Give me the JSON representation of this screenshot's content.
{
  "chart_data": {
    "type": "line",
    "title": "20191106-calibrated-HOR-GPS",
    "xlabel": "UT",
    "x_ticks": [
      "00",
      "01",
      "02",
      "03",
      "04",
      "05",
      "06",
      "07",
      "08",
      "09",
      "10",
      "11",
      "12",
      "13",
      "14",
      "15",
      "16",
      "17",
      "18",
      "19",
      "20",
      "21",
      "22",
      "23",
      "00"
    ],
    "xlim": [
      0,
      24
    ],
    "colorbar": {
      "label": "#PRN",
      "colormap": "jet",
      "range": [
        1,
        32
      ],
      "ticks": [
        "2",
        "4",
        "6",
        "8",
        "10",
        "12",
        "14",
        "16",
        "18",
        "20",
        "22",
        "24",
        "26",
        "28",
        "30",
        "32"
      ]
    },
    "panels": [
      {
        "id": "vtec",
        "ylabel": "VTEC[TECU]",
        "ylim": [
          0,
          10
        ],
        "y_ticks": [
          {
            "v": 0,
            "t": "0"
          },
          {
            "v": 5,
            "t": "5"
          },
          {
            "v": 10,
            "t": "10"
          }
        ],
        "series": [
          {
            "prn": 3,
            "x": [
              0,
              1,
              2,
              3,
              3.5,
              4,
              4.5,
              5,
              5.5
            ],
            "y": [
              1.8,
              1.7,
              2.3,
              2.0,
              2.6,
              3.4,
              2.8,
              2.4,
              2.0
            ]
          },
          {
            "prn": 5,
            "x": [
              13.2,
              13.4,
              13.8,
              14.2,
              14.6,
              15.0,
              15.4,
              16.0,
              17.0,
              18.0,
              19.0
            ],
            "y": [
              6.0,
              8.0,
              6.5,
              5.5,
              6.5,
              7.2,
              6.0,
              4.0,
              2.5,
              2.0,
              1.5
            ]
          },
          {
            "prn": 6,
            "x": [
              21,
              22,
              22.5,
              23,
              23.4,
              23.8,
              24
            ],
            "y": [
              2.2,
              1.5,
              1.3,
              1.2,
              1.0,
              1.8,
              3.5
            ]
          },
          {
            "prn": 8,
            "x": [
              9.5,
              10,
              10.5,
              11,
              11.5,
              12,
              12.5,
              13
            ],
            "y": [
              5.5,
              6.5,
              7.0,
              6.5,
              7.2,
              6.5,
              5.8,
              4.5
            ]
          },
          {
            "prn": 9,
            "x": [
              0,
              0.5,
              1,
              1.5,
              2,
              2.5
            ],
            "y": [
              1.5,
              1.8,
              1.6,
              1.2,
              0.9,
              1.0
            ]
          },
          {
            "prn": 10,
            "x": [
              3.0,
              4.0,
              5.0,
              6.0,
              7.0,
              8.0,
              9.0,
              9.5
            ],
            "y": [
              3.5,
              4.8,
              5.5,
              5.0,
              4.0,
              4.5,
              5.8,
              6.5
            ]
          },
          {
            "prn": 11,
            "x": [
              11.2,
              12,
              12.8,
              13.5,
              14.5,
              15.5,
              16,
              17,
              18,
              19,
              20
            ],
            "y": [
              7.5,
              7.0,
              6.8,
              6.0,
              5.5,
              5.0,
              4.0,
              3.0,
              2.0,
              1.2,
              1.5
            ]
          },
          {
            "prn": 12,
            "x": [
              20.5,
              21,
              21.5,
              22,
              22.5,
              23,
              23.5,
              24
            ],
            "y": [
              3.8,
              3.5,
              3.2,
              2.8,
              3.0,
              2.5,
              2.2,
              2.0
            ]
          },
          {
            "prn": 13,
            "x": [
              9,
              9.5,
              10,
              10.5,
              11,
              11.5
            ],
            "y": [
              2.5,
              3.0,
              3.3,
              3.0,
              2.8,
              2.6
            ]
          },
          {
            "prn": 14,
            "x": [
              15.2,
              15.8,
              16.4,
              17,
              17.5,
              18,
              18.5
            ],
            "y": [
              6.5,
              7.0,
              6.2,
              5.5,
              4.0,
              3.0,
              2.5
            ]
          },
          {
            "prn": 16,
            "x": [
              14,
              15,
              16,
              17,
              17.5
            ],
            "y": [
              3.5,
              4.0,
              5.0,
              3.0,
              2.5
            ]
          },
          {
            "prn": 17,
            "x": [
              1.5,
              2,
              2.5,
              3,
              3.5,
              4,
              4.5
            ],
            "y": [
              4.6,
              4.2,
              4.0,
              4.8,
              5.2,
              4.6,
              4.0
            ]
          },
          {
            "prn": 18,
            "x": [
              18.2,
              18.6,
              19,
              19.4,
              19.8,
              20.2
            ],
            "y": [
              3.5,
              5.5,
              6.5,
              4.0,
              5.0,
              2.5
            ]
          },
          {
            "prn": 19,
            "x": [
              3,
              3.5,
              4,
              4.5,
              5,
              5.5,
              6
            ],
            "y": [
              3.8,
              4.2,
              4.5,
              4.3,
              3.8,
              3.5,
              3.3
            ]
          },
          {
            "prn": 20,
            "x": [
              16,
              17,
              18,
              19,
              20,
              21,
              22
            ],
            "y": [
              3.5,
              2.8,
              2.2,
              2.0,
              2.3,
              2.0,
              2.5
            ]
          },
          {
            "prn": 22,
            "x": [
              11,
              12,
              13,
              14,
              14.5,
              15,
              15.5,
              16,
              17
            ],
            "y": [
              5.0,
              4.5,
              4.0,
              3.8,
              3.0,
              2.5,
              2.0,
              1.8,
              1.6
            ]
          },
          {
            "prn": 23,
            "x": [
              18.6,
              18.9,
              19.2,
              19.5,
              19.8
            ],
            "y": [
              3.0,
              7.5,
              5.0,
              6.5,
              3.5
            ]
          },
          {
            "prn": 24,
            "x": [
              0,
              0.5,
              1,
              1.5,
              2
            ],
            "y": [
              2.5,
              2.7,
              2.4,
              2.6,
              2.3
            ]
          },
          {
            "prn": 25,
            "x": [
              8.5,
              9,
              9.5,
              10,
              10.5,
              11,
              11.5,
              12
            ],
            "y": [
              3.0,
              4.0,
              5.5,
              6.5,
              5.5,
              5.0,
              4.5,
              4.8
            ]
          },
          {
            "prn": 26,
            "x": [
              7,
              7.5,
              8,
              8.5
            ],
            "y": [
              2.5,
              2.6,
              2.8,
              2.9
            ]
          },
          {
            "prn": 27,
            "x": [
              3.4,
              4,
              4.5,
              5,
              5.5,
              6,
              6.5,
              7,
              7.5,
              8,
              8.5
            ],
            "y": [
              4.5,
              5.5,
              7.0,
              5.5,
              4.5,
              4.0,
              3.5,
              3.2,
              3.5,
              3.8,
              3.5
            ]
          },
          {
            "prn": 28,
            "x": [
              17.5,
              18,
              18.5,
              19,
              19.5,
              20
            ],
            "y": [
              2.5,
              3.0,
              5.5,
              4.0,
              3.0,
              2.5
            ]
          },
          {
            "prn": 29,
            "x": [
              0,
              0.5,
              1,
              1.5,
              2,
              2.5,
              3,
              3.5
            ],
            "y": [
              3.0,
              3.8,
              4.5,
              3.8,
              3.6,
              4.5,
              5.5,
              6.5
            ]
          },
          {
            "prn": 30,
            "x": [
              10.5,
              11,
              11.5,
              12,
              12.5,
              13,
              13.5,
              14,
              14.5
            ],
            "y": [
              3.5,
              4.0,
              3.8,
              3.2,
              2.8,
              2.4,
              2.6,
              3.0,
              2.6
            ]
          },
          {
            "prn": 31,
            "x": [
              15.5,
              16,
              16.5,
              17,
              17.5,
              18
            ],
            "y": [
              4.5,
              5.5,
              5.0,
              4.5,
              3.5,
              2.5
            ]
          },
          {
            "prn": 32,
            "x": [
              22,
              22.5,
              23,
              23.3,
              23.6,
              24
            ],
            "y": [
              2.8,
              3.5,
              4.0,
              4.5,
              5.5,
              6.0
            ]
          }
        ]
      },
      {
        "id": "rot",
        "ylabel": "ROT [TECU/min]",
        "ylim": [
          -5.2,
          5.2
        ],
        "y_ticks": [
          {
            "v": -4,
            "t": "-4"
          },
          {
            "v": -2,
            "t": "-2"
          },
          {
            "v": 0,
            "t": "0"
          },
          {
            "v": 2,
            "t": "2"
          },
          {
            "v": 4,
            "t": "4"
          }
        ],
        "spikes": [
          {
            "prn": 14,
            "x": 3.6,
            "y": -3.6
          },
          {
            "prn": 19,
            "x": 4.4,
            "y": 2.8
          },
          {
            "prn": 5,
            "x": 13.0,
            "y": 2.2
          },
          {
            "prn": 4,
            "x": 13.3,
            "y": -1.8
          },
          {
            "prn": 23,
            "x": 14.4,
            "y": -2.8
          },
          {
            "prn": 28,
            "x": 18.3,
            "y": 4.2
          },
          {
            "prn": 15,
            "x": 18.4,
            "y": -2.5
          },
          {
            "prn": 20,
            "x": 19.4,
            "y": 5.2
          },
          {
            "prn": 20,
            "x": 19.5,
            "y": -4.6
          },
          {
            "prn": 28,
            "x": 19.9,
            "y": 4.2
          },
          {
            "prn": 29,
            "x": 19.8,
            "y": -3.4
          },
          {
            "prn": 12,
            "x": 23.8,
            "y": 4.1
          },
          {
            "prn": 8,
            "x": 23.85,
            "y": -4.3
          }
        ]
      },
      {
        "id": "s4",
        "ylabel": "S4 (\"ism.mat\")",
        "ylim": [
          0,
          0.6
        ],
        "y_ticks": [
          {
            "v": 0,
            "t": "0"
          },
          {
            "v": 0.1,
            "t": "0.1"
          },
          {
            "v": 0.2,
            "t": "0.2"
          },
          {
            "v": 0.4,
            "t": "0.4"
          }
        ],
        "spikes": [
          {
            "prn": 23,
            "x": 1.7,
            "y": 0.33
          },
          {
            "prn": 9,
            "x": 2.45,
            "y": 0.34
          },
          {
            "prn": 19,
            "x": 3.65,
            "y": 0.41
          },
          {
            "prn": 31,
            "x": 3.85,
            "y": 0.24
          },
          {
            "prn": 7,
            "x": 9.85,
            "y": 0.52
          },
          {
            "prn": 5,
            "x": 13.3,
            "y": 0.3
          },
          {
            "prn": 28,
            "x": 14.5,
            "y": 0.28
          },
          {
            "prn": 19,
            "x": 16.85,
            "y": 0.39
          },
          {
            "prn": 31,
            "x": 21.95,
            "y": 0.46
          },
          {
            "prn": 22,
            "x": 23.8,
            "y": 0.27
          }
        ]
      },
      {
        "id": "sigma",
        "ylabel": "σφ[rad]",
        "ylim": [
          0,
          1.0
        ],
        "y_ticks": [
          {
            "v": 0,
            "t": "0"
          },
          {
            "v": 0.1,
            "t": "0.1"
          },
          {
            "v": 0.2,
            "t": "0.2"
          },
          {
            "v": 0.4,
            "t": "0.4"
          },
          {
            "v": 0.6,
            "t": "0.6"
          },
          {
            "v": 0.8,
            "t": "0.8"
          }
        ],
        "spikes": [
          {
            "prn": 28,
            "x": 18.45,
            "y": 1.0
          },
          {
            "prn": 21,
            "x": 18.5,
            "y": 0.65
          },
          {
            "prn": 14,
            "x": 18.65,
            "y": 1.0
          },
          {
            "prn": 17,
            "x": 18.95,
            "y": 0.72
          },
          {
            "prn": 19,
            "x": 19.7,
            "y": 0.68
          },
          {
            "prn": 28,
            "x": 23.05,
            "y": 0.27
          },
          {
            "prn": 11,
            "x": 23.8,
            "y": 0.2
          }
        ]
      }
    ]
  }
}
----
Exercise aim
Which lines contain "TECU"? Copy each of them out.

Full output
        "ylabel": "VTEC[TECU]",
        "ylabel": "ROT [TECU/min]",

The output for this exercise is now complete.